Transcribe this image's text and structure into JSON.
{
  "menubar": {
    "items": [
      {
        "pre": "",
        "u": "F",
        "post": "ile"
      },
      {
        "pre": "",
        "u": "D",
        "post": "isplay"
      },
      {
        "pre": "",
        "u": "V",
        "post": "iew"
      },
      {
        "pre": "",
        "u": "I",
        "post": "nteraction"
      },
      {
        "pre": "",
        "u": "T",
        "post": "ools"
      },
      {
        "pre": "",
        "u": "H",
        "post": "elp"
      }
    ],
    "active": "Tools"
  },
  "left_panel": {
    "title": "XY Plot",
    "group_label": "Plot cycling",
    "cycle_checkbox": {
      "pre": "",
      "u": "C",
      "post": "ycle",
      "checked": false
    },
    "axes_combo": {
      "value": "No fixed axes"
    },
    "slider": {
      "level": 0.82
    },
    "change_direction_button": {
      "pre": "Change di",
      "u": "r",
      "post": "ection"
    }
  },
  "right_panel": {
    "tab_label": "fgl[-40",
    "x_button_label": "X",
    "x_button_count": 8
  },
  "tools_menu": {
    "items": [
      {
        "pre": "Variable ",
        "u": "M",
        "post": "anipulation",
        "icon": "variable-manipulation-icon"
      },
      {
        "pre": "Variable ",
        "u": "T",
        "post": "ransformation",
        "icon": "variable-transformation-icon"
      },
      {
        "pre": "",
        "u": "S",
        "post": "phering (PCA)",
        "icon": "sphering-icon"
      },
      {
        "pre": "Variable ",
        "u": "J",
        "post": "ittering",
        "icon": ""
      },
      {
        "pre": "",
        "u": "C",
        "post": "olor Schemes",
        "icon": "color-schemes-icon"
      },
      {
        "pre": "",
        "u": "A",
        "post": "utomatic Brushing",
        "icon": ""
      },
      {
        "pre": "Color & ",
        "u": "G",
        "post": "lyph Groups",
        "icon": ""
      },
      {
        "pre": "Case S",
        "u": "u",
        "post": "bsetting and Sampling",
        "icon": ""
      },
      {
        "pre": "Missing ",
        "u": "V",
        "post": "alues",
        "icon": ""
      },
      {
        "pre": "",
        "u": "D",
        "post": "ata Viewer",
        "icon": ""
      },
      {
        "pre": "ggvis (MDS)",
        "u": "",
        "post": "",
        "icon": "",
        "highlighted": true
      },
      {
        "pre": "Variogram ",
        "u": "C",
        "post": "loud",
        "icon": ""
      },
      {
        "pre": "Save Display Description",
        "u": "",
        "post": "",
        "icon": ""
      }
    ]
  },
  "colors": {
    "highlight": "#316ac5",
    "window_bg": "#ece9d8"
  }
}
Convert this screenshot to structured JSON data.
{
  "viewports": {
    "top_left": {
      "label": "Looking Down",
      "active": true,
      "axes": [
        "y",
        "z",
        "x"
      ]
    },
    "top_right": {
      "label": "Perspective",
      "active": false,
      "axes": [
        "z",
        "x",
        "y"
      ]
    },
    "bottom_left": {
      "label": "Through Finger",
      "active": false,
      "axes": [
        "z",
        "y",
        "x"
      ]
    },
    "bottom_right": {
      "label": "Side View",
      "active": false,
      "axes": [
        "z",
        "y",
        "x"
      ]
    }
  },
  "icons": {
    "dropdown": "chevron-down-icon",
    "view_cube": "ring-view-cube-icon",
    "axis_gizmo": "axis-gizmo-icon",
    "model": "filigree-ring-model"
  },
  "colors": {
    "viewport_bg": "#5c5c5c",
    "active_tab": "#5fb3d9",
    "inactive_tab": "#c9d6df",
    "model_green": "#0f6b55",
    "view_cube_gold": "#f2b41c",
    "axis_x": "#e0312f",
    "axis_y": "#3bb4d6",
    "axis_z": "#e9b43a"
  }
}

■ **Description of the task**
Where a line contains "JSON", copy that line.

■ **Result**
Transcribe this image's text and structure into JSON.
Convert this screenshot to structured JSON data.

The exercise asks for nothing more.